#### [Stated task]
Check every line below for the word "Size" and copy the ones that have it.

#### [Data provided]
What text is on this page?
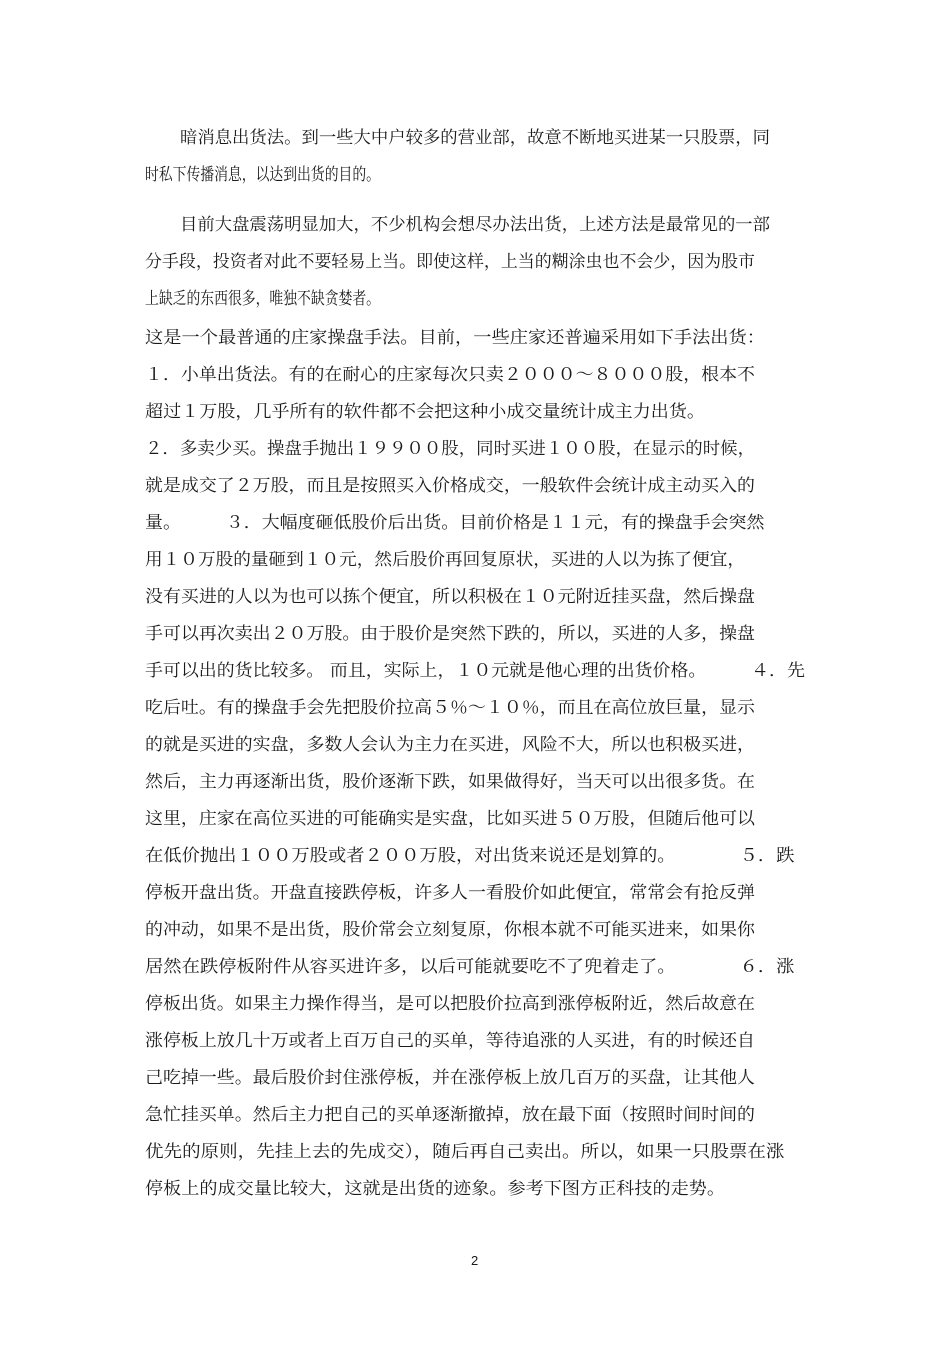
暗消息出货法。到一些大中户较多的营业部，故意不断地买进某一只股票，同
时私下传播消息，以达到出货的目的。
目前大盘震荡明显加大，不少机构会想尽办法出货，上述方法是最常见的一部
分手段，投资者对此不要轻易上当。即使这样，上当的糊涂虫也不会少，因为股市
上缺乏的东西很多，唯独不缺贪婪者。
这是一个最普通的庄家操盘手法。目前，一些庄家还普遍采用如下手法出货：
１．小单出货法。有的在耐心的庄家每次只卖２０００～８０００股，根本不
超过１万股，几乎所有的软件都不会把这种小成交量统计成主力出货。
２．多卖少买。操盘手抛出１９９００股，同时买进１００股，在显示的时候，
就是成交了２万股，而且是按照买入价格成交，一般软件会统计成主动买入的
量。　　　３．大幅度砸低股价后出货。目前价格是１１元，有的操盘手会突然
用１０万股的量砸到１０元，然后股价再回复原状，买进的人以为拣了便宜，
没有买进的人以为也可以拣个便宜，所以积极在１０元附近挂买盘，然后操盘
手可以再次卖出２０万股。由于股价是突然下跌的，所以，买进的人多，操盘
手可以出的货比较多。 而且，实际上，１０元就是他心理的出货价格。　　　４．先
吃后吐。有的操盘手会先把股价拉高５％～１０％，而且在高位放巨量，显示
的就是买进的实盘，多数人会认为主力在买进，风险不大，所以也积极买进，
然后，主力再逐渐出货，股价逐渐下跌，如果做得好，当天可以出很多货。在
这里，庄家在高位买进的可能确实是实盘，比如买进５０万股，但随后他可以
在低价抛出１００万股或者２００万股，对出货来说还是划算的。　　　　５．跌
停板开盘出货。开盘直接跌停板，许多人一看股价如此便宜，常常会有抢反弹
的冲动，如果不是出货，股价常会立刻复原，你根本就不可能买进来，如果你
居然在跌停板附件从容买进许多，以后可能就要吃不了兜着走了。　　　　６．涨
停板出货。如果主力操作得当，是可以把股价拉高到涨停板附近，然后故意在
涨停板上放几十万或者上百万自己的买单，等待追涨的人买进，有的时候还自
己吃掉一些。最后股价封住涨停板，并在涨停板上放几百万的买盘，让其他人
急忙挂买单。然后主力把自己的买单逐渐撤掉，放在最下面（按照时间时间的
优先的原则，先挂上去的先成交），随后再自己卖出。所以，如果一只股票在涨
停板上的成交量比较大，这就是出货的迹象。参考下图方正科技的走势。
2
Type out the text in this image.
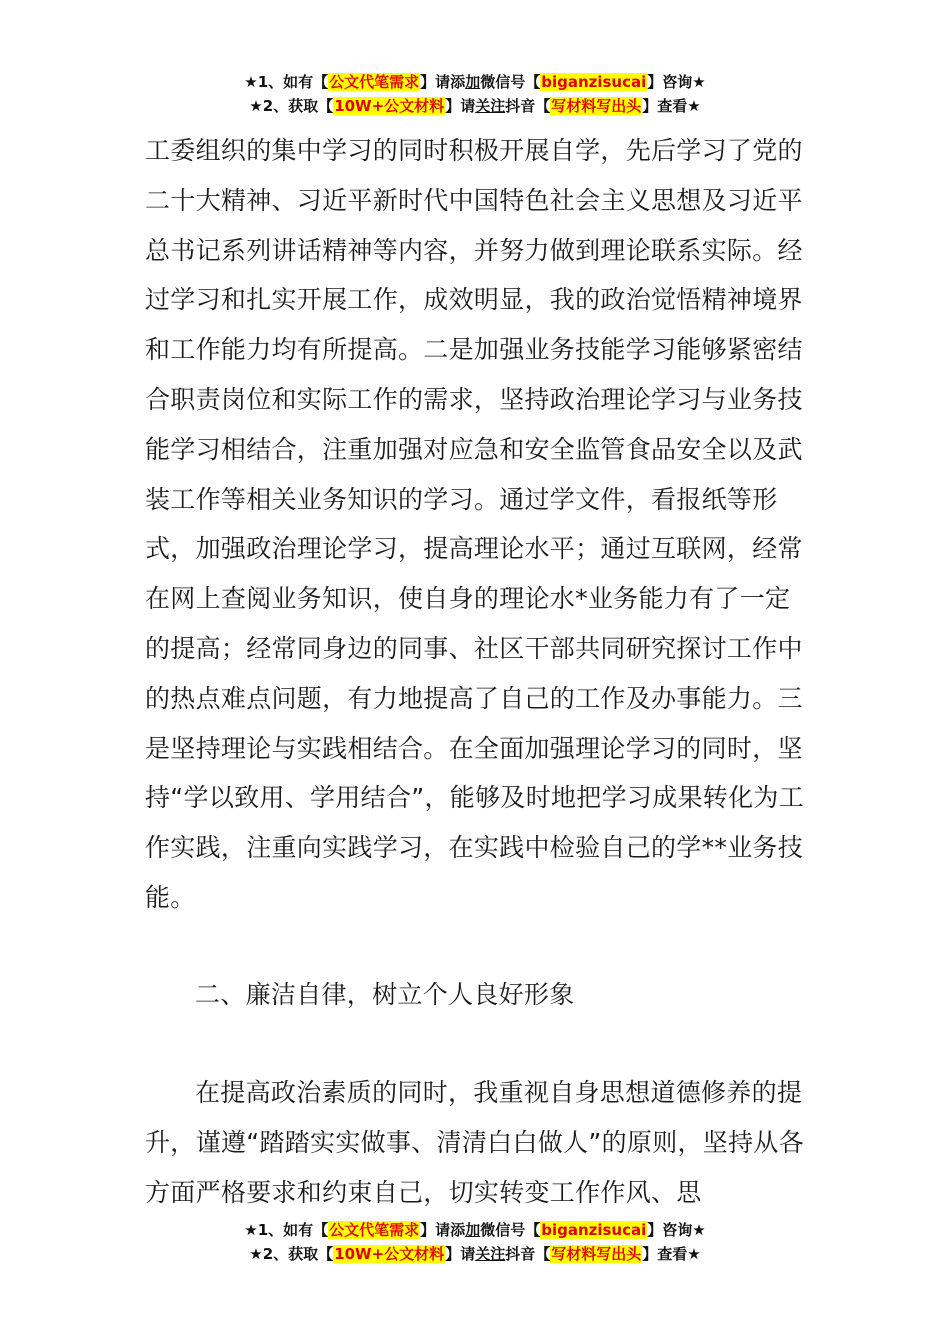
★1、如有【公文代笔需求】请添加微信号【biganzisucai】咨询★
★2、获取【10W+公文材料】请关注抖音【写材料写出头】查看★
工委组织的集中学习的同时积极开展自学，先后学习了党的二十大精神、习近平新时代中国特色社会主义思想及习近平总书记系列讲话精神等内容，并努力做到理论联系实际。经过学习和扎实开展工作，成效明显，我的政治觉悟精神境界和工作能力均有所提高。二是加强业务技能学习能够紧密结合职责岗位和实际工作的需求，坚持政治理论学习与业务技能学习相结合，注重加强对应急和安全监管食品安全以及武装工作等相关业务知识的学习。通过学文件，看报纸等形式，加强政治理论学习，提高理论水平；通过互联网，经常在网上查阅业务知识，使自身的理论水*业务能力有了一定的提高；经常同身边的同事、社区干部共同研究探讨工作中的热点难点问题，有力地提高了自己的工作及办事能力。三是坚持理论与实践相结合。在全面加强理论学习的同时，坚持“学以致用、学用结合”，能够及时地把学习成果转化为工作实践，注重向实践学习，在实践中检验自己的学**业务技能。
二、廉洁自律，树立个人良好形象
在提高政治素质的同时，我重视自身思想道德修养的提升，谨遵“踏踏实实做事、清清白白做人”的原则，坚持从各方面严格要求和约束自己，切实转变工作作风、思
★1、如有【公文代笔需求】请添加微信号【biganzisucai】咨询★
★2、获取【10W+公文材料】请关注抖音【写材料写出头】查看★
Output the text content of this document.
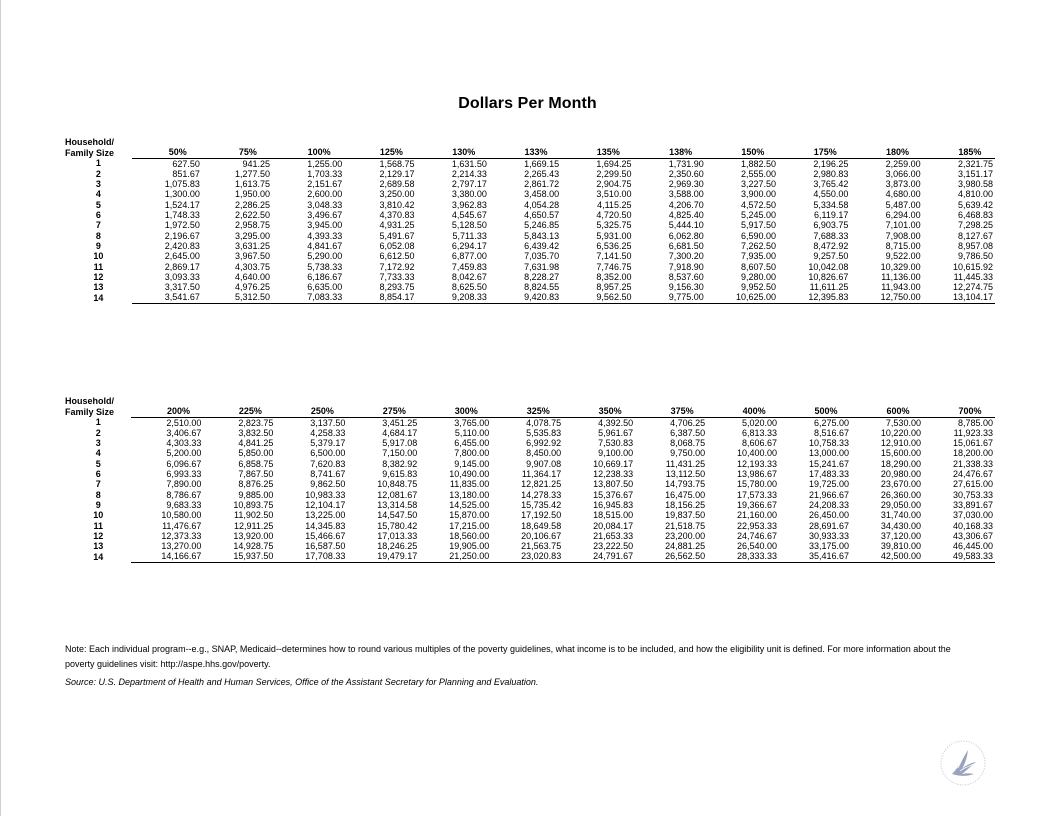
Dollars Per Month
Household/												
Family Size	50%	75%	100%	125%	130%	133%	135%	138%	150%	175%	180%	185%
1	627.50	941.25	1,255.00	1,568.75	1,631.50	1,669.15	1,694.25	1,731.90	1,882.50	2,196.25	2,259.00	2,321.75
2	851.67	1,277.50	1,703.33	2,129.17	2,214.33	2,265.43	2,299.50	2,350.60	2,555.00	2,980.83	3,066.00	3,151.17
3	1,075.83	1,613.75	2,151.67	2,689.58	2,797.17	2,861.72	2,904.75	2,969.30	3,227.50	3,765.42	3,873.00	3,980.58
4	1,300.00	1,950.00	2,600.00	3,250.00	3,380.00	3,458.00	3,510.00	3,588.00	3,900.00	4,550.00	4,680.00	4,810.00
5	1,524.17	2,286.25	3,048.33	3,810.42	3,962.83	4,054.28	4,115.25	4,206.70	4,572.50	5,334.58	5,487.00	5,639.42
6	1,748.33	2,622.50	3,496.67	4,370.83	4,545.67	4,650.57	4,720.50	4,825.40	5,245.00	6,119.17	6,294.00	6,468.83
7	1,972.50	2,958.75	3,945.00	4,931.25	5,128.50	5,246.85	5,325.75	5,444.10	5,917.50	6,903.75	7,101.00	7,298.25
8	2,196.67	3,295.00	4,393.33	5,491.67	5,711.33	5,843.13	5,931.00	6,062.80	6,590.00	7,688.33	7,908.00	8,127.67
9	2,420.83	3,631.25	4,841.67	6,052.08	6,294.17	6,439.42	6,536.25	6,681.50	7,262.50	8,472.92	8,715.00	8,957.08
10	2,645.00	3,967.50	5,290.00	6,612.50	6,877.00	7,035.70	7,141.50	7,300.20	7,935.00	9,257.50	9,522.00	9,786.50
11	2,869.17	4,303.75	5,738.33	7,172.92	7,459.83	7,631.98	7,746.75	7,918.90	8,607.50	10,042.08	10,329.00	10,615.92
12	3,093.33	4,640.00	6,186.67	7,733.33	8,042.67	8,228.27	8,352.00	8,537.60	9,280.00	10,826.67	11,136.00	11,445.33
13	3,317.50	4,976.25	6,635.00	8,293.75	8,625.50	8,824.55	8,957.25	9,156.30	9,952.50	11,611.25	11,943.00	12,274.75
14	3,541.67	5,312.50	7,083.33	8,854.17	9,208.33	9,420.83	9,562.50	9,775.00	10,625.00	12,395.83	12,750.00	13,104.17
Household/												
Family Size	200%	225%	250%	275%	300%	325%	350%	375%	400%	500%	600%	700%
1	2,510.00	2,823.75	3,137.50	3,451.25	3,765.00	4,078.75	4,392.50	4,706.25	5,020.00	6,275.00	7,530.00	8,785.00
2	3,406.67	3,832.50	4,258.33	4,684.17	5,110.00	5,535.83	5,961.67	6,387.50	6,813.33	8,516.67	10,220.00	11,923.33
3	4,303.33	4,841.25	5,379.17	5,917.08	6,455.00	6,992.92	7,530.83	8,068.75	8,606.67	10,758.33	12,910.00	15,061.67
4	5,200.00	5,850.00	6,500.00	7,150.00	7,800.00	8,450.00	9,100.00	9,750.00	10,400.00	13,000.00	15,600.00	18,200.00
5	6,096.67	6,858.75	7,620.83	8,382.92	9,145.00	9,907.08	10,669.17	11,431.25	12,193.33	15,241.67	18,290.00	21,338.33
6	6,993.33	7,867.50	8,741.67	9,615.83	10,490.00	11,364.17	12,238.33	13,112.50	13,986.67	17,483.33	20,980.00	24,476.67
7	7,890.00	8,876.25	9,862.50	10,848.75	11,835.00	12,821.25	13,807.50	14,793.75	15,780.00	19,725.00	23,670.00	27,615.00
8	8,786.67	9,885.00	10,983.33	12,081.67	13,180.00	14,278.33	15,376.67	16,475.00	17,573.33	21,966.67	26,360.00	30,753.33
9	9,683.33	10,893.75	12,104.17	13,314.58	14,525.00	15,735.42	16,945.83	18,156.25	19,366.67	24,208.33	29,050.00	33,891.67
10	10,580.00	11,902.50	13,225.00	14,547.50	15,870.00	17,192.50	18,515.00	19,837.50	21,160.00	26,450.00	31,740.00	37,030.00
11	11,476.67	12,911.25	14,345.83	15,780.42	17,215.00	18,649.58	20,084.17	21,518.75	22,953.33	28,691.67	34,430.00	40,168.33
12	12,373.33	13,920.00	15,466.67	17,013.33	18,560.00	20,106.67	21,653.33	23,200.00	24,746.67	30,933.33	37,120.00	43,306.67
13	13,270.00	14,928.75	16,587.50	18,246.25	19,905.00	21,563.75	23,222.50	24,881.25	26,540.00	33,175.00	39,810.00	46,445.00
14	14,166.67	15,937.50	17,708.33	19,479.17	21,250.00	23,020.83	24,791.67	26,562.50	28,333.33	35,416.67	42,500.00	49,583.33
Note: Each individual program--e.g., SNAP, Medicaid--determines how to round various multiples of the poverty guidelines, what income is to be included, and how the eligibility unit is defined. For more information about the poverty guidelines visit: http://aspe.hhs.gov/poverty.
Source: U.S. Department of Health and Human Services, Office of the Assistant Secretary for Planning and Evaluation.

#### [Finished answer]
Family Size	50%	75%	100%	125%	130%	133%	135%	138%	150%	175%	180%	185%
Family Size	200%	225%	250%	275%	300%	325%	350%	375%	400%	500%	600%	700%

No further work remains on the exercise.